▶ [The data]
*-*-*

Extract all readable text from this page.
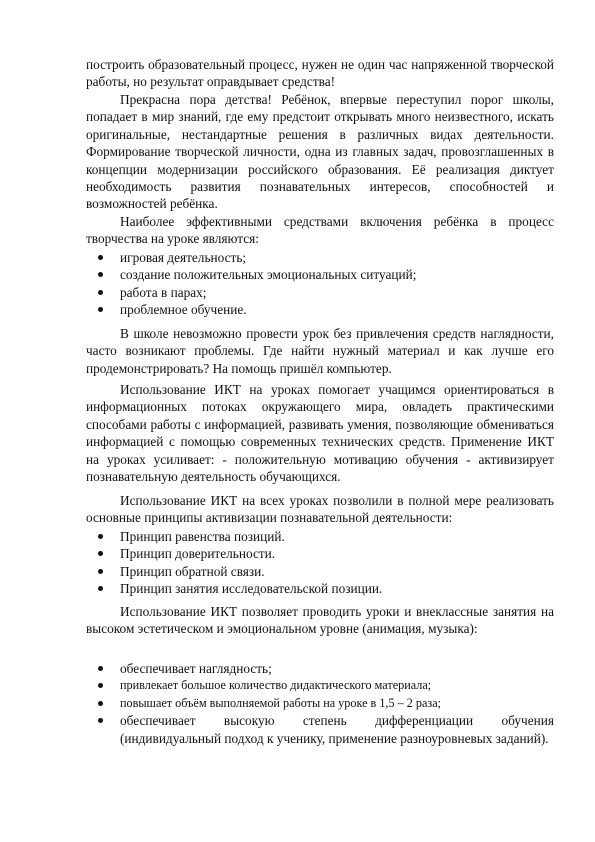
построить образовательный процесс, нужен не один час напряженной творческой работы, но результат оправдывает средства!

Прекрасна пора детства! Ребёнок, впервые переступил порог школы, попадает в мир знаний, где ему предстоит открывать много неизвестного, искать оригинальные, нестандартные решения в различных видах деятельности. Формирование творческой личности, одна из главных задач, провозглашенных в концепции модернизации российского образования. Её реализация диктует необходимость развития познавательных интересов, способностей и возможностей ребёнка.

Наиболее эффективными средствами включения ребёнка в процесс творчества на уроке являются:

игровая деятельность;
создание положительных эмоциональных ситуаций;
работа в парах;
проблемное обучение.

В школе невозможно провести урок без привлечения средств наглядности, часто возникают проблемы. Где найти нужный материал и как лучше его продемонстрировать? На помощь пришёл компьютер.

Использование ИКТ на уроках помогает учащимся ориентироваться в информационных потоках окружающего мира, овладеть практическими способами работы с информацией, развивать умения, позволяющие обмениваться информацией с помощью современных технических средств. Применение ИКТ на уроках усиливает: - положительную мотивацию обучения - активизирует познавательную деятельность обучающихся.

Использование ИКТ на всех уроках позволили в полной мере реализовать основные принципы активизации познавательной деятельности:

Принцип равенства позиций.
Принцип доверительности.
Принцип обратной связи.
Принцип занятия исследовательской позиции.

Использование ИКТ позволяет проводить уроки и внеклассные занятия на высоком эстетическом и эмоциональном уровне (анимация, музыка):

обеспечивает наглядность;
привлекает большое количество дидактического материала;
повышает объём выполняемой работы на уроке в 1,5 – 2 раза;
обеспечивает высокую степень дифференциации обучения (индивидуальный подход к ученику, применение разноуровневых заданий).
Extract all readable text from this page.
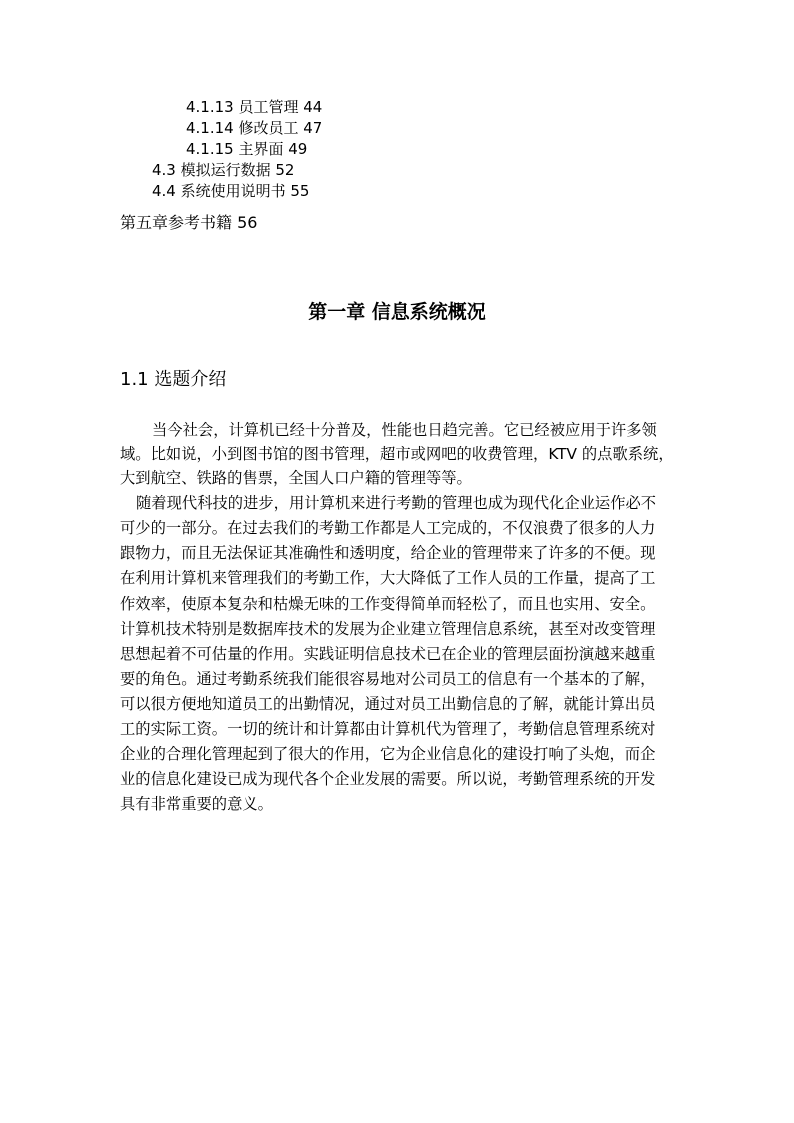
4.1.13 员工管理 44
4.1.14 修改员工 47
4.1.15 主界面 49
4.3 模拟运行数据 52
4.4 系统使用说明书 55
第五章参考书籍 56
第一章 信息系统概况
1.1 选题介绍
当今社会，计算机已经十分普及，性能也日趋完善。它已经被应用于许多领
域。比如说，小到图书馆的图书管理，超市或网吧的收费管理，KTV 的点歌系统，
大到航空、铁路的售票，全国人口户籍的管理等等。
随着现代科技的进步，用计算机来进行考勤的管理也成为现代化企业运作必不
可少的一部分。在过去我们的考勤工作都是人工完成的，不仅浪费了很多的人力
跟物力，而且无法保证其准确性和透明度，给企业的管理带来了许多的不便。现
在利用计算机来管理我们的考勤工作，大大降低了工作人员的工作量，提高了工
作效率，使原本复杂和枯燥无味的工作变得简单而轻松了，而且也实用、安全。
计算机技术特别是数据库技术的发展为企业建立管理信息系统，甚至对改变管理
思想起着不可估量的作用。实践证明信息技术已在企业的管理层面扮演越来越重
要的角色。通过考勤系统我们能很容易地对公司员工的信息有一个基本的了解，
可以很方便地知道员工的出勤情况，通过对员工出勤信息的了解，就能计算出员
工的实际工资。一切的统计和计算都由计算机代为管理了，考勤信息管理系统对
企业的合理化管理起到了很大的作用，它为企业信息化的建设打响了头炮，而企
业的信息化建设已成为现代各个企业发展的需要。所以说，考勤管理系统的开发
具有非常重要的意义。
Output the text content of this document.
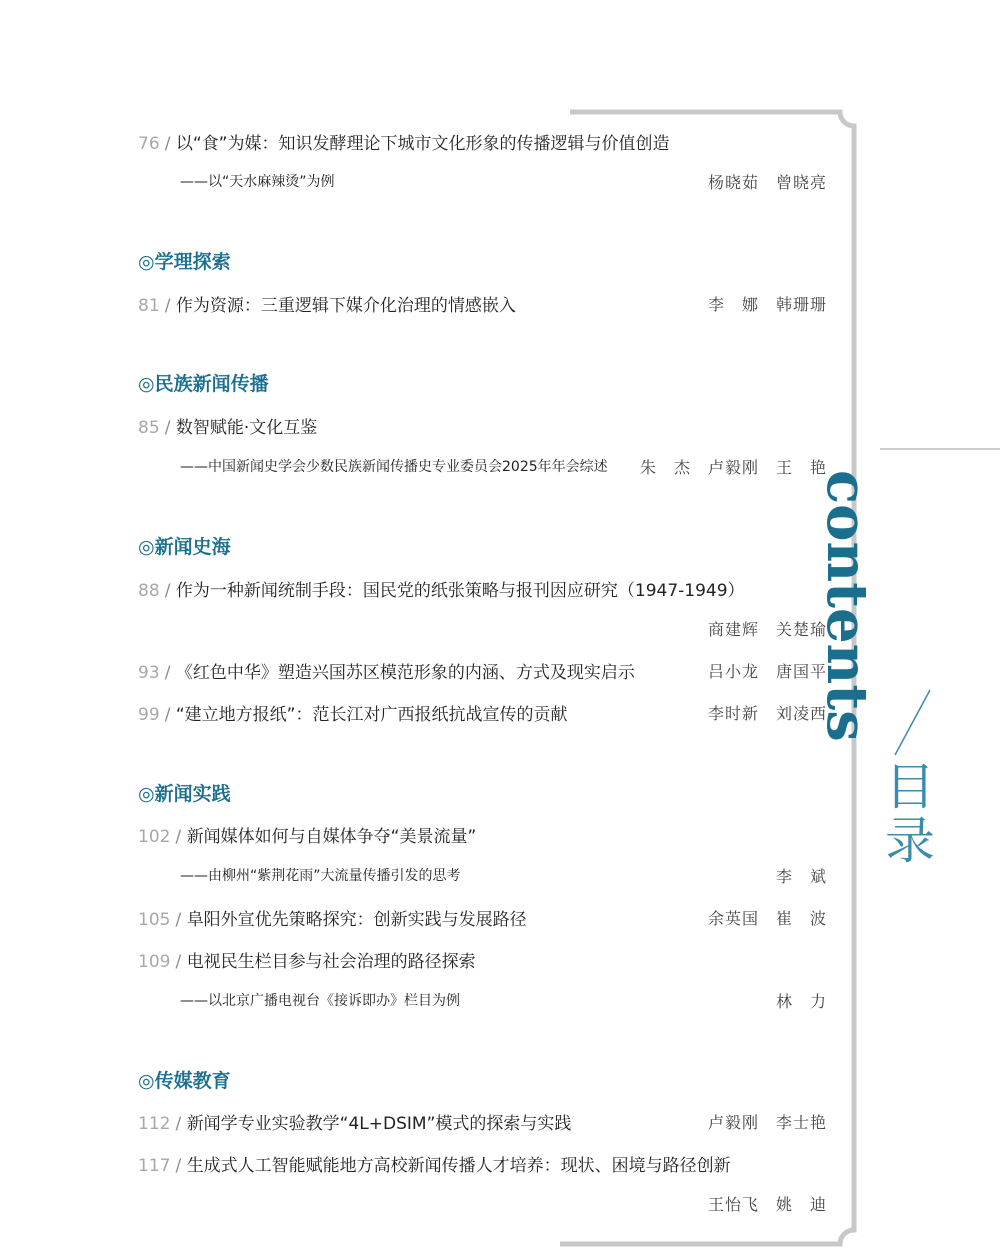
contents
目录
76 / 以“食”为媒：知识发酵理论下城市文化形象的传播逻辑与价值创造
——以“天水麻辣烫”为例	杨晓茹　曾晓亮
◎学理探索
81 / 作为资源：三重逻辑下媒介化治理的情感嵌入	李　娜　韩珊珊
◎民族新闻传播
85 / 数智赋能·文化互鉴
——中国新闻史学会少数民族新闻传播史专业委员会2025年年会综述 朱　杰　卢毅刚　王　艳
◎新闻史海
88 / 作为一种新闻统制手段：国民党的纸张策略与报刊因应研究（1947-1949）
商建辉　关楚瑜
93 / 《红色中华》塑造兴国苏区模范形象的内涵、方式及现实启示	吕小龙　唐国平
99 / “建立地方报纸”：范长江对广西报纸抗战宣传的贡献	李时新　刘凌西
◎新闻实践
102 / 新闻媒体如何与自媒体争夺“美景流量”
——由柳州“紫荆花雨”大流量传播引发的思考	李　斌
105 / 阜阳外宣优先策略探究：创新实践与发展路径	余英国　崔　波
109 / 电视民生栏目参与社会治理的路径探索
——以北京广播电视台《接诉即办》栏目为例	林　力
◎传媒教育
112 / 新闻学专业实验教学“4L+DSIM”模式的探索与实践	卢毅刚　李士艳
117 / 生成式人工智能赋能地方高校新闻传播人才培养：现状、困境与路径创新
王怡飞　姚　迪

*-*-*

▶ [Task objective] Reply with the number of lines in the material above that contain "занятия", and nothing more.

▶ [Solution for this problem] 2